→ WORK REQUIRED
Copy each line of the listing below exactly.

→ EXCERPTED RECORDS

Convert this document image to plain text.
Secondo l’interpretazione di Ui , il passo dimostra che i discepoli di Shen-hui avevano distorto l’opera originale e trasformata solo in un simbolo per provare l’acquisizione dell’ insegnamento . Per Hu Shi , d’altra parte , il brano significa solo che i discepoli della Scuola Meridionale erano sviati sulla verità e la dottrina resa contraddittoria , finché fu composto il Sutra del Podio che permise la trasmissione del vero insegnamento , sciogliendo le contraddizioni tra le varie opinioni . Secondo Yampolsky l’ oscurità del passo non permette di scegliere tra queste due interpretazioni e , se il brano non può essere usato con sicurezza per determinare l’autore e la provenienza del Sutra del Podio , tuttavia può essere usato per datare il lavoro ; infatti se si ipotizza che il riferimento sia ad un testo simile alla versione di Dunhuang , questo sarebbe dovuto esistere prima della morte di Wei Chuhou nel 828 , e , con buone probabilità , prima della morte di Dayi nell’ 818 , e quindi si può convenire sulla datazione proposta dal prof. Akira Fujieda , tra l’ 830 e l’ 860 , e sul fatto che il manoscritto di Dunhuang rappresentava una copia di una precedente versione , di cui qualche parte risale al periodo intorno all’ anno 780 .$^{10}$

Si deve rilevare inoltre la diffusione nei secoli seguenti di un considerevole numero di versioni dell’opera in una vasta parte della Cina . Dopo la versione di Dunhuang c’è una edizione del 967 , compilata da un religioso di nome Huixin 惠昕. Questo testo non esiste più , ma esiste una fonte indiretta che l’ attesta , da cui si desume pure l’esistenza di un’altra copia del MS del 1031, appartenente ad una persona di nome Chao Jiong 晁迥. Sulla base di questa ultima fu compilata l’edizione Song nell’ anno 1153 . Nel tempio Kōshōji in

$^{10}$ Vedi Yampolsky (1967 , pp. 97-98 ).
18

→ TASK OUTPUT
Convert this document image to plain text.
Secondo l’interpretazione di Ui , il passo dimostra che i discepoli di Shen-hui avevano distorto l’opera originale e trasformata solo in un simbolo per provare l’acquisizione dell’ insegnamento . Per Hu Shi , d’altra parte , il brano significa solo che i discepoli della Scuola Meridionale erano sviati sulla verità e la dottrina resa contraddittoria , finché fu composto il Sutra del Podio che permise la trasmissione del vero insegnamento , sciogliendo le contraddizioni tra le varie opinioni . Secondo Yampolsky l’ oscurità del passo non permette di scegliere tra queste due interpretazioni e , se il brano non può essere usato con sicurezza per determinare l’autore e la provenienza del Sutra del Podio , tuttavia può essere usato per datare il lavoro ; infatti se si ipotizza che il riferimento sia ad un testo simile alla versione di Dunhuang , questo sarebbe dovuto esistere prima della morte di Wei Chuhou nel 828 , e , con buone probabilità , prima della morte di Dayi nell’ 818 , e quindi si può convenire sulla datazione proposta dal prof. Akira Fujieda , tra l’ 830 e l’ 860 , e sul fatto che il manoscritto di Dunhuang rappresentava una copia di una precedente versione , di cui qualche parte risale al periodo intorno all’ anno 780 .$^{10}$

Si deve rilevare inoltre la diffusione nei secoli seguenti di un considerevole numero di versioni dell’opera in una vasta parte della Cina . Dopo la versione di Dunhuang c’è una edizione del 967 , compilata da un religioso di nome Huixin 惠昕. Questo testo non esiste più , ma esiste una fonte indiretta che l’ attesta , da cui si desume pure l’esistenza di un’altra copia del MS del 1031, appartenente ad una persona di nome Chao Jiong 晁迥. Sulla base di questa ultima fu compilata l’edizione Song nell’ anno 1153 . Nel tempio Kōshōji in

$^{10}$ Vedi Yampolsky (1967 , pp. 97-98 ).
18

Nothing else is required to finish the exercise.